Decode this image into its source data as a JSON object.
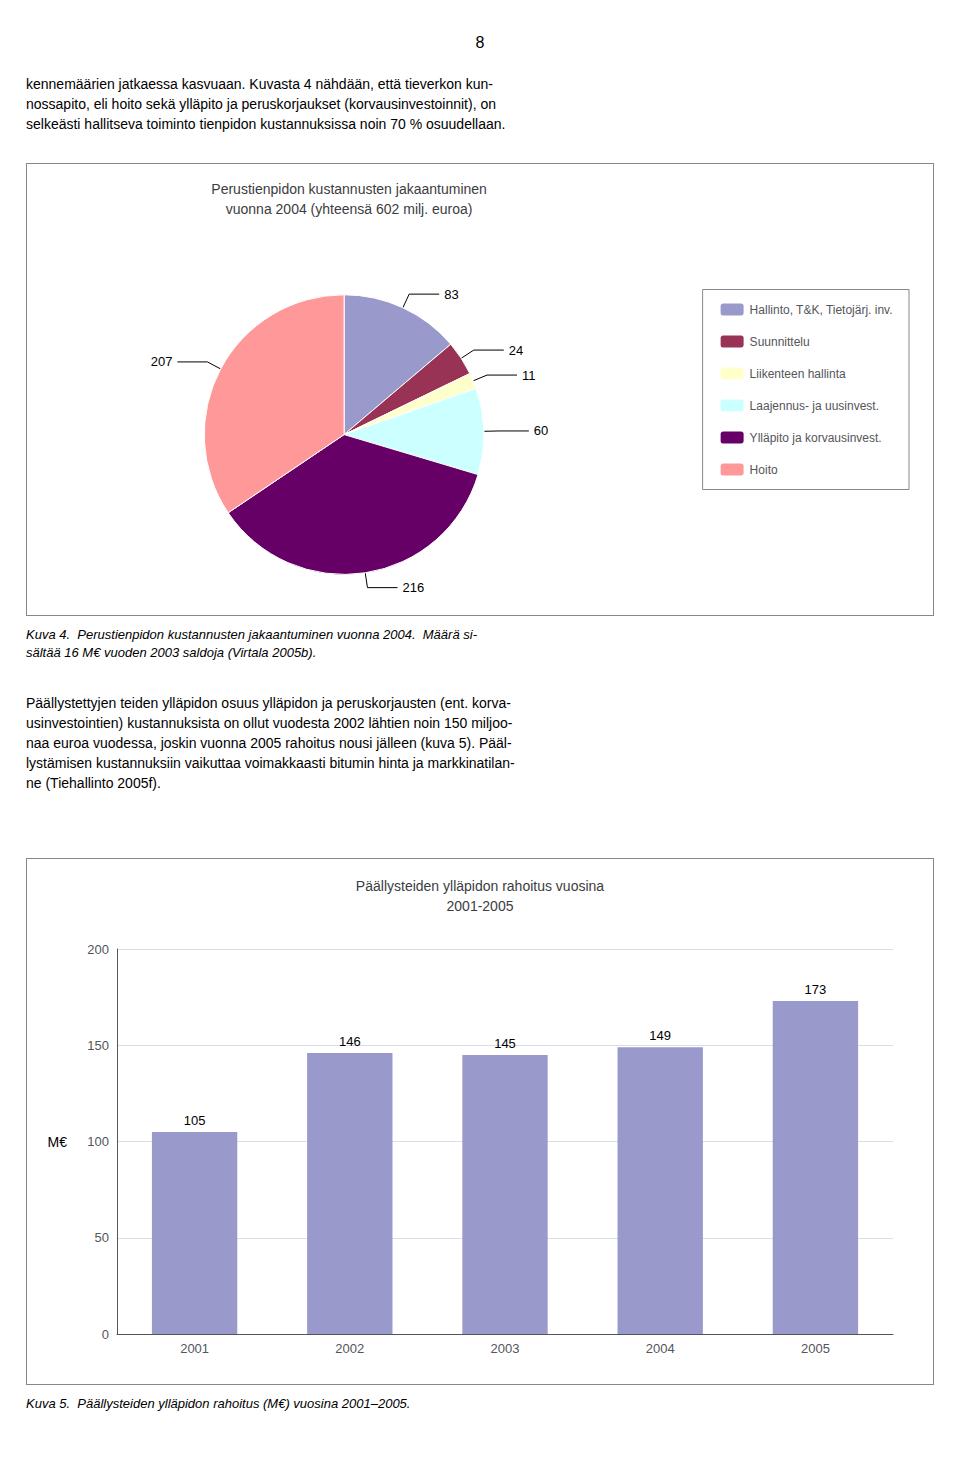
{
  "page_number": "8",
  "text_before": [
    "kennemäärien jatkaessa kasvuaan. Kuvasta 4 nähdään, että tieverkon kun-",
    "nossapito, eli hoito sekä ylläpito ja peruskorjaukset (korvausinvestoinnit), on",
    "selkeästi hallitseva toiminto tienpidon kustannuksissa noin 70 % osuudellaan."
  ],
  "text_between": [
    "Päällystettyjen teiden ylläpidon osuus ylläpidon ja peruskorjausten (ent. korva-",
    "usinvestointien) kustannuksista on ollut vuodesta 2002 lähtien noin 150 miljoo-",
    "naa euroa vuodessa, joskin vuonna 2005 rahoitus nousi jälleen (kuva 5). Pääl-",
    "lystämisen kustannuksiin vaikuttaa voimakkaasti bitumin hinta ja markkinatilan-",
    "ne (Tiehallinto 2005f)."
  ],
  "chart_data": [
    {
      "type": "pie",
      "title": "Perustienpidon kustannusten jakaantuminen\nvuonna 2004 (yhteensä 602 milj. euroa)",
      "categories": [
        "Hallinto, T&K, Tietojärj. inv.",
        "Suunnittelu",
        "Liikenteen hallinta",
        "Laajennus- ja uusinvest.",
        "Ylläpito ja korvausinvest.",
        "Hoito"
      ],
      "values": [
        83,
        24,
        11,
        60,
        216,
        207
      ],
      "colors": [
        "#9999CC",
        "#993355",
        "#FFFFCC",
        "#CCFFFF",
        "#660066",
        "#FF9999"
      ],
      "data_labels": true,
      "legend": "right",
      "caption": [
        "Kuva 4.  Perustienpidon kustannusten jakaantuminen vuonna 2004.  Määrä si-",
        "sältää 16 M€ vuoden 2003 saldoja (Virtala 2005b)."
      ]
    },
    {
      "type": "bar",
      "title": "Päällysteiden ylläpidon rahoitus vuosina\n2001-2005",
      "categories": [
        "2001",
        "2002",
        "2003",
        "2004",
        "2005"
      ],
      "values": [
        105,
        146,
        145,
        149,
        173
      ],
      "color": "#9999CC",
      "y_label": "M€",
      "ylim": [
        0,
        200
      ],
      "yticks": [
        0,
        50,
        100,
        150,
        200
      ],
      "grid": true,
      "data_labels": true,
      "caption": [
        "Kuva 5.  Päällysteiden ylläpidon rahoitus (M€) vuosina 2001–2005."
      ]
    }
  ]
}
+++++
TO BE DONE:
Retype everything in the material word for word, minus pictures.

SOLUTION BELOW:
Decode this image into its source data as a JSON object.
{
  "page_number": "8",
  "text_before": [
    "kennemäärien jatkaessa kasvuaan. Kuvasta 4 nähdään, että tieverkon kun-",
    "nossapito, eli hoito sekä ylläpito ja peruskorjaukset (korvausinvestoinnit), on",
    "selkeästi hallitseva toiminto tienpidon kustannuksissa noin 70 % osuudellaan."
  ],
  "text_between": [
    "Päällystettyjen teiden ylläpidon osuus ylläpidon ja peruskorjausten (ent. korva-",
    "usinvestointien) kustannuksista on ollut vuodesta 2002 lähtien noin 150 miljoo-",
    "naa euroa vuodessa, joskin vuonna 2005 rahoitus nousi jälleen (kuva 5). Pääl-",
    "lystämisen kustannuksiin vaikuttaa voimakkaasti bitumin hinta ja markkinatilan-",
    "ne (Tiehallinto 2005f)."
  ],
  "chart_data": [
    {
      "type": "pie",
      "title": "Perustienpidon kustannusten jakaantuminen\nvuonna 2004 (yhteensä 602 milj. euroa)",
      "categories": [
        "Hallinto, T&K, Tietojärj. inv.",
        "Suunnittelu",
        "Liikenteen hallinta",
        "Laajennus- ja uusinvest.",
        "Ylläpito ja korvausinvest.",
        "Hoito"
      ],
      "values": [
        83,
        24,
        11,
        60,
        216,
        207
      ],
      "colors": [
        "#9999CC",
        "#993355",
        "#FFFFCC",
        "#CCFFFF",
        "#660066",
        "#FF9999"
      ],
      "data_labels": true,
      "legend": "right",
      "caption": [
        "Kuva 4.  Perustienpidon kustannusten jakaantuminen vuonna 2004.  Määrä si-",
        "sältää 16 M€ vuoden 2003 saldoja (Virtala 2005b)."
      ]
    },
    {
      "type": "bar",
      "title": "Päällysteiden ylläpidon rahoitus vuosina\n2001-2005",
      "categories": [
        "2001",
        "2002",
        "2003",
        "2004",
        "2005"
      ],
      "values": [
        105,
        146,
        145,
        149,
        173
      ],
      "color": "#9999CC",
      "y_label": "M€",
      "ylim": [
        0,
        200
      ],
      "yticks": [
        0,
        50,
        100,
        150,
        200
      ],
      "grid": true,
      "data_labels": true,
      "caption": [
        "Kuva 5.  Päällysteiden ylläpidon rahoitus (M€) vuosina 2001–2005."
      ]
    }
  ]
}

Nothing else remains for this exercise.